Items from a dataset:
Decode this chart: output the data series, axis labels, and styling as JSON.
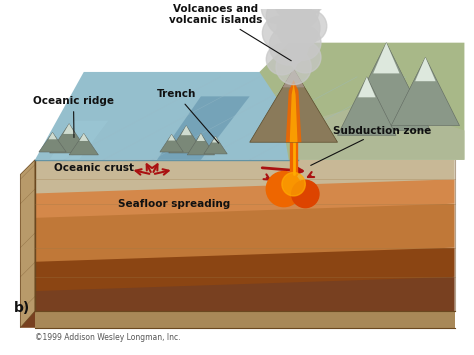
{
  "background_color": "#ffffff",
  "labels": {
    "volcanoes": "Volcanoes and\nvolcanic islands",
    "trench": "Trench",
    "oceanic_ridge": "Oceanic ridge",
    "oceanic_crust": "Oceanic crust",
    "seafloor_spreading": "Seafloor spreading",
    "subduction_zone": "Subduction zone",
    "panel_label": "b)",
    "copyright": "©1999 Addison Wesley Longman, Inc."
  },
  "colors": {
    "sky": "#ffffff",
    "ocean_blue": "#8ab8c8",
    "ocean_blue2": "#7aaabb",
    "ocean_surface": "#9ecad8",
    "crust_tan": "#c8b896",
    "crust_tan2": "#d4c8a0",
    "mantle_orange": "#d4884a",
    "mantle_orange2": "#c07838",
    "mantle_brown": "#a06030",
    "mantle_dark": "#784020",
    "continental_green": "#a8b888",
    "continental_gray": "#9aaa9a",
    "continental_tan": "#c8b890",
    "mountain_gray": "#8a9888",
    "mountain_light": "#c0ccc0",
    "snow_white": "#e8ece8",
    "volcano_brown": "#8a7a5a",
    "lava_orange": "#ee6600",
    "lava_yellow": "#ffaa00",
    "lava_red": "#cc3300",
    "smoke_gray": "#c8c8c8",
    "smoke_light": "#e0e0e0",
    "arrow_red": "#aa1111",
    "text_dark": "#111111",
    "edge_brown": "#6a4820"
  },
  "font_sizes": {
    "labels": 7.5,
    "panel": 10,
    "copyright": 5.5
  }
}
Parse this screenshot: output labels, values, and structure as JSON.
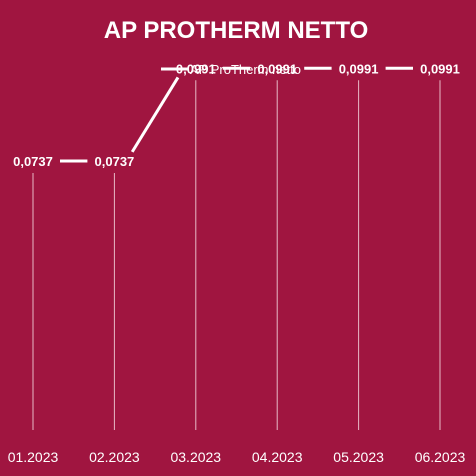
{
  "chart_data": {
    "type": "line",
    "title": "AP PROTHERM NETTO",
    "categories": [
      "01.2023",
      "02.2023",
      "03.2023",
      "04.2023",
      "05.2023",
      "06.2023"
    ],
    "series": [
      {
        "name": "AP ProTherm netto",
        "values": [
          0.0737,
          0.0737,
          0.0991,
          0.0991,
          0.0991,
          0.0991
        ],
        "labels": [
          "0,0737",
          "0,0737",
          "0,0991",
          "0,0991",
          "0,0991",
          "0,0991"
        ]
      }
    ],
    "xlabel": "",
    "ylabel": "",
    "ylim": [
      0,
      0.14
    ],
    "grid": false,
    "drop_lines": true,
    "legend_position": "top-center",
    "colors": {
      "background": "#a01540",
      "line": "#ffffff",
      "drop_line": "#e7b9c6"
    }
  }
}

The task:
Without the pictures, write out all of the material exactly.

Solution for this exercise:
Decode this chart: output the data series, axis labels, and styling as JSON.
{
  "background_color": "#ffffff",
  "labels": {
    "volcanoes": "Volcanoes and\nvolcanic islands",
    "trench": "Trench",
    "oceanic_ridge": "Oceanic ridge",
    "oceanic_crust": "Oceanic crust",
    "seafloor_spreading": "Seafloor spreading",
    "subduction_zone": "Subduction zone",
    "panel_label": "b)",
    "copyright": "©1999 Addison Wesley Longman, Inc."
  },
  "colors": {
    "sky": "#ffffff",
    "ocean_blue": "#8ab8c8",
    "ocean_blue2": "#7aaabb",
    "ocean_surface": "#9ecad8",
    "crust_tan": "#c8b896",
    "crust_tan2": "#d4c8a0",
    "mantle_orange": "#d4884a",
    "mantle_orange2": "#c07838",
    "mantle_brown": "#a06030",
    "mantle_dark": "#784020",
    "continental_green": "#a8b888",
    "continental_gray": "#9aaa9a",
    "continental_tan": "#c8b890",
    "mountain_gray": "#8a9888",
    "mountain_light": "#c0ccc0",
    "snow_white": "#e8ece8",
    "volcano_brown": "#8a7a5a",
    "lava_orange": "#ee6600",
    "lava_yellow": "#ffaa00",
    "lava_red": "#cc3300",
    "smoke_gray": "#c8c8c8",
    "smoke_light": "#e0e0e0",
    "arrow_red": "#aa1111",
    "text_dark": "#111111",
    "edge_brown": "#6a4820"
  },
  "font_sizes": {
    "labels": 7.5,
    "panel": 10,
    "copyright": 5.5
  }
}
Parse this screenshot: output labels, values, and structure as JSON.
{
  "chart_data": {
    "type": "line",
    "title": "AP PROTHERM NETTO",
    "categories": [
      "01.2023",
      "02.2023",
      "03.2023",
      "04.2023",
      "05.2023",
      "06.2023"
    ],
    "series": [
      {
        "name": "AP ProTherm netto",
        "values": [
          0.0737,
          0.0737,
          0.0991,
          0.0991,
          0.0991,
          0.0991
        ],
        "labels": [
          "0,0737",
          "0,0737",
          "0,0991",
          "0,0991",
          "0,0991",
          "0,0991"
        ]
      }
    ],
    "xlabel": "",
    "ylabel": "",
    "ylim": [
      0,
      0.14
    ],
    "grid": false,
    "drop_lines": true,
    "legend_position": "top-center",
    "colors": {
      "background": "#a01540",
      "line": "#ffffff",
      "drop_line": "#e7b9c6"
    }
  }
}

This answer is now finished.